____ Data listing

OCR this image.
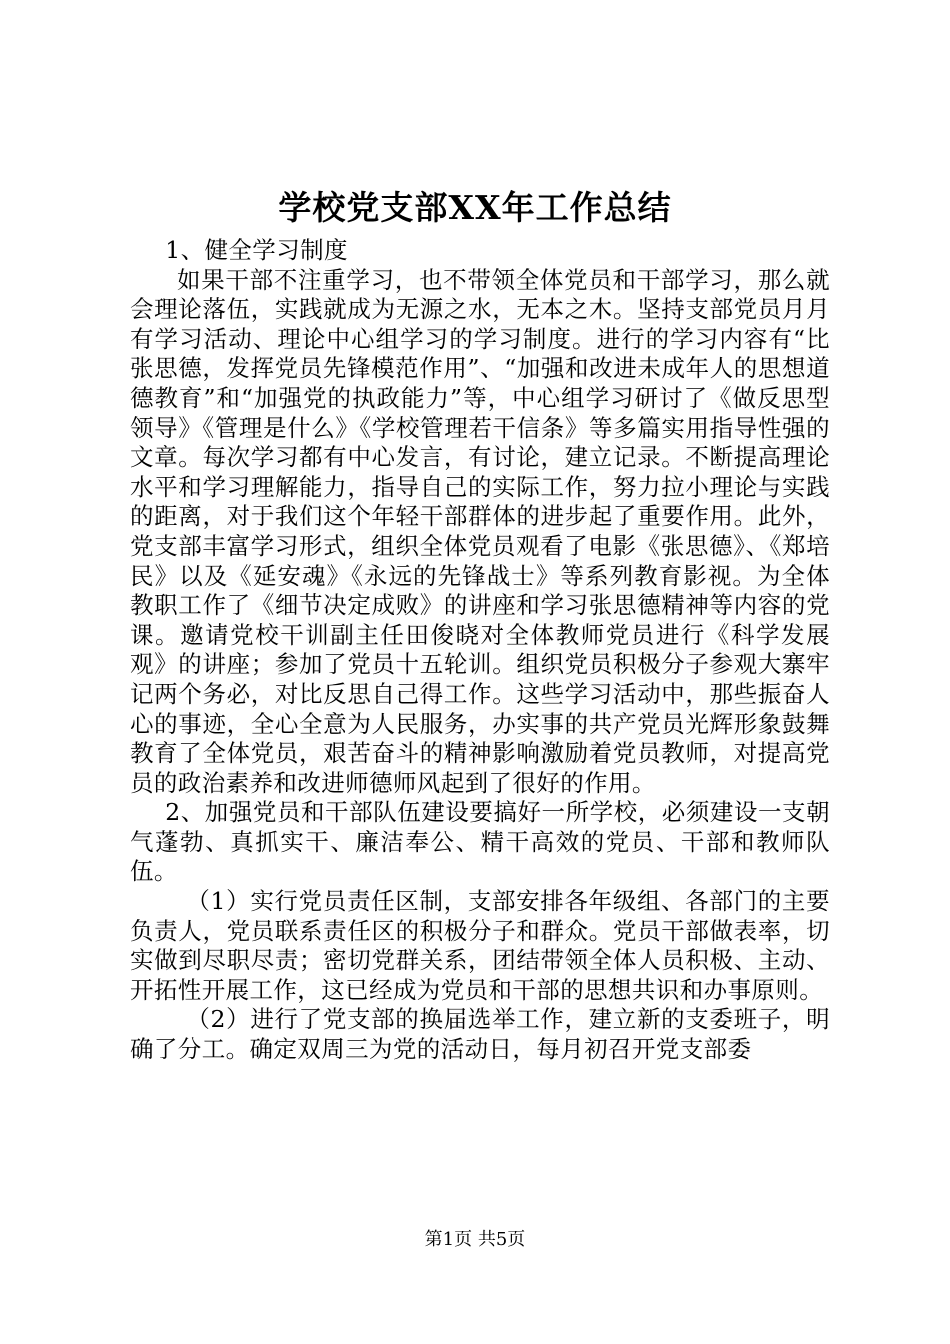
学校党支部XX年工作总结

1、健全学习制度

如果干部不注重学习，也不带领全体党员和干部学习，那么就会理论落伍，实践就成为无源之水，无本之木。坚持支部党员月月有学习活动、理论中心组学习的学习制度。进行的学习内容有“比张思德，发挥党员先锋模范作用”、“加强和改进未成年人的思想道德教育”和“加强党的执政能力”等，中心组学习研讨了《做反思型领导》《管理是什么》《学校管理若干信条》等多篇实用指导性强的文章。每次学习都有中心发言，有讨论，建立记录。不断提高理论水平和学习理解能力，指导自己的实际工作，努力拉小理论与实践的距离，对于我们这个年轻干部群体的进步起了重要作用。此外，党支部丰富学习形式，组织全体党员观看了电影《张思德》、《郑培民》以及《延安魂》《永远的先锋战士》等系列教育影视。为全体教职工作了《细节决定成败》的讲座和学习张思德精神等内容的党课。邀请党校干训副主任田俊晓对全体教师党员进行《科学发展观》的讲座；参加了党员十五轮训。组织党员积极分子参观大寨牢记两个务必，对比反思自己得工作。这些学习活动中，那些振奋人心的事迹，全心全意为人民服务，办实事的共产党员光辉形象鼓舞教育了全体党员，艰苦奋斗的精神影响激励着党员教师，对提高党员的政治素养和改进师德师风起到了很好的作用。

2、加强党员和干部队伍建设要搞好一所学校，必须建设一支朝气蓬勃、真抓实干、廉洁奉公、精干高效的党员、干部和教师队伍。

（1）实行党员责任区制，支部安排各年级组、各部门的主要负责人，党员联系责任区的积极分子和群众。党员干部做表率，切实做到尽职尽责；密切党群关系，团结带领全体人员积极、主动、开拓性开展工作，这已经成为党员和干部的思想共识和办事原则。

（2）进行了党支部的换届选举工作，建立新的支委班子，明确了分工。确定双周三为党的活动日，每月初召开党支部委

第1页 共5页
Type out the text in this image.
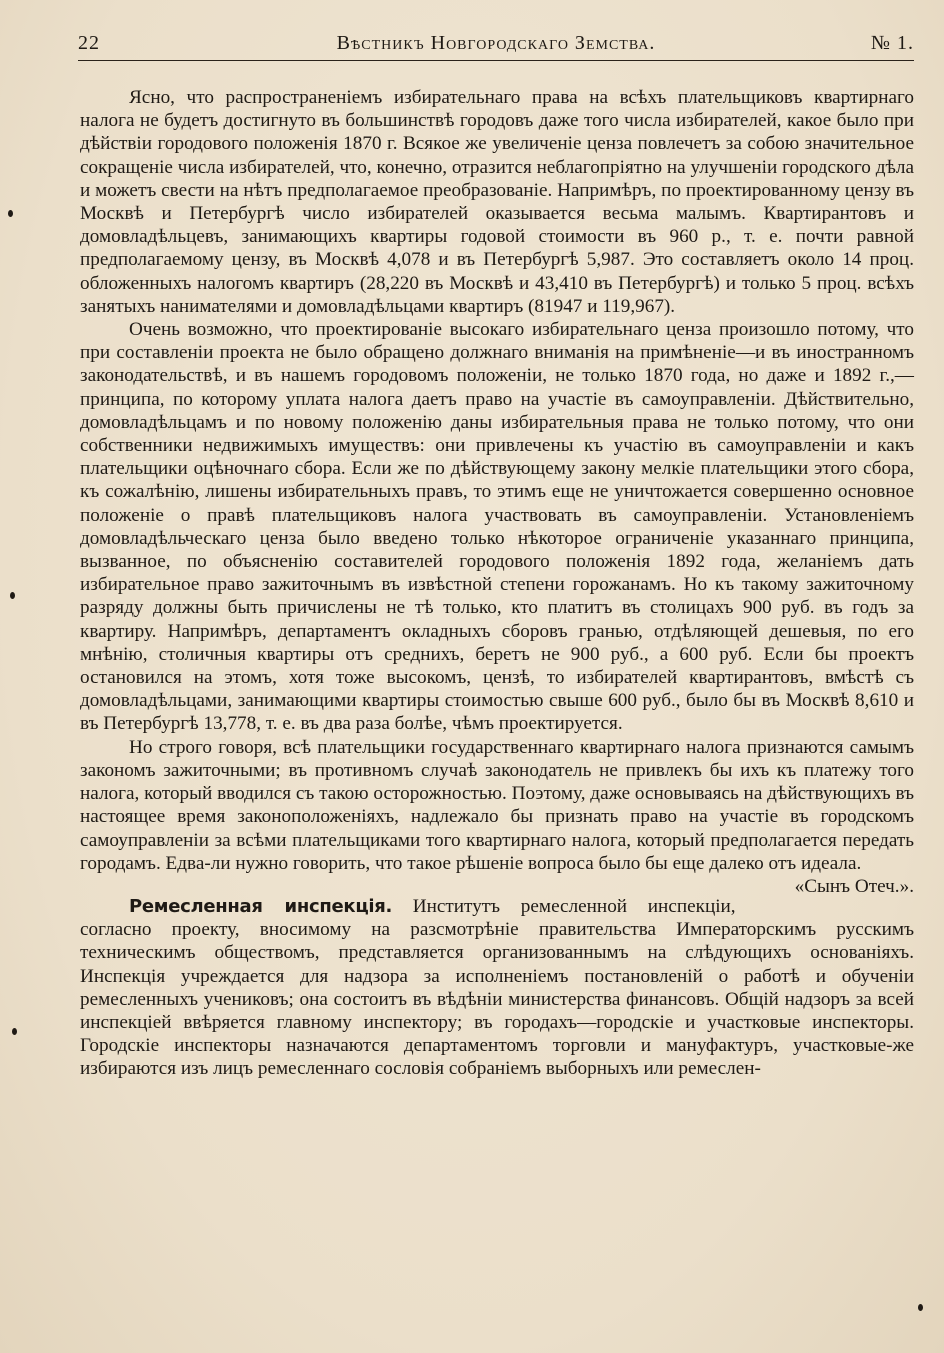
22	Вѣстникъ Новгородскаго Земства.	№ 1.

Ясно, что распространеніемъ избирательнаго права на всѣхъ плательщиковъ квартирнаго налога не будетъ достигнуто въ большинствѣ городовъ даже того числа избирателей, какое было при дѣйствіи городового положенія 1870 г. Всякое же увеличеніе ценза повлечетъ за собою значительное сокращеніе числа избирателей, что, конечно, отразится неблагопріятно на улучшеніи городского дѣла и можетъ свести на нѣтъ предполагаемое преобразованіе. Напримѣръ, по проектированному цензу въ Москвѣ и Петербургѣ число избирателей оказывается весьма малымъ. Квартирантовъ и домовладѣльцевъ, занимающихъ квартиры годовой стоимости въ 960 р., т. е. почти равной предполагаемому цензу, въ Москвѣ 4,078 и въ Петербургѣ 5,987. Это составляетъ около 14 проц. обложенныхъ налогомъ квартиръ (28,220 въ Москвѣ и 43,410 въ Петербургѣ) и только 5 проц. всѣхъ занятыхъ нанимателями и домовладѣльцами квартиръ (81947 и 119,967).

Очень возможно, что проектированіе высокаго избирательнаго ценза произошло потому, что при составленіи проекта не было обращено должнаго вниманія на примѣненіе—и въ иностранномъ законодательствѣ, и въ нашемъ городовомъ положеніи, не только 1870 года, но даже и 1892 г.,—принципа, по которому уплата налога даетъ право на участіе въ самоуправленіи. Дѣйствительно, домовладѣльцамъ и по новому положенію даны избирательныя права не только потому, что они собственники недвижимыхъ имуществъ: они привлечены къ участію въ самоуправленіи и какъ плательщики оцѣночнаго сбора. Если же по дѣйствующему закону мелкіе плательщики этого сбора, къ сожалѣнію, лишены избирательныхъ правъ, то этимъ еще не уничтожается совершенно основное положеніе о правѣ плательщиковъ налога участвовать въ самоуправленіи. Установленіемъ домовладѣльческаго ценза было введено только нѣкоторое ограниченіе указаннаго принципа, вызванное, по объясненію составителей городового положенія 1892 года, желаніемъ дать избирательное право зажиточнымъ въ извѣстной степени горожанамъ. Но къ такому зажиточному разряду должны быть причислены не тѣ только, кто платитъ въ столицахъ 900 руб. въ годъ за квартиру. Напримѣръ, департаментъ окладныхъ сборовъ гранью, отдѣляющей дешевыя, по его мнѣнію, столичныя квартиры отъ среднихъ, беретъ не 900 руб., а 600 руб. Если бы проектъ остановился на этомъ, хотя тоже высокомъ, цензѣ, то избирателей квартирантовъ, вмѣстѣ съ домовладѣльцами, занимающими квартиры стоимостью свыше 600 руб., было бы въ Москвѣ 8,610 и въ Петербургѣ 13,778, т. е. въ два раза болѣе, чѣмъ проектируется.

Но строго говоря, всѣ плательщики государственнаго квартирнаго налога признаются самымъ закономъ зажиточными; въ противномъ случаѣ законодатель не привлекъ бы ихъ къ платежу того налога, который вводился съ такою осторожностью. Поэтому, даже основываясь на дѣйствующихъ въ настоящее время законоположеніяхъ, надлежало бы признать право на участіе въ городскомъ самоуправленіи за всѣми плательщиками того квартирнаго налога, который предполагается передать городамъ. Едва-ли нужно говорить, что такое рѣшеніе вопроса было бы еще далеко отъ идеала.
«Сынъ Отеч.».

Ремесленная инспекція. Институтъ ремесленной инспекціи, согласно проекту, вносимому на разсмотрѣніе правительства Императорскимъ русскимъ техническимъ обществомъ, представляется организованнымъ на слѣдующихъ основаніяхъ. Инспекція учреждается для надзора за исполненіемъ постановленій о работѣ и обученіи ремесленныхъ учениковъ; она состоитъ въ вѣдѣніи министерства финансовъ. Общій надзоръ за всей инспекціей ввѣряется главному инспектору; въ городахъ—городскіе и участковые инспекторы. Городскіе инспекторы назначаются департаментомъ торговли и мануфактуръ, участковые-же избираются изъ лицъ ремесленнаго сословія собраніемъ выборныхъ или ремеслен-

________

● **Exercise instructions**:
Consider the entries above and return each line with the string "this".

● **Result of the task**:
OCR this image.
Type out the text in this image.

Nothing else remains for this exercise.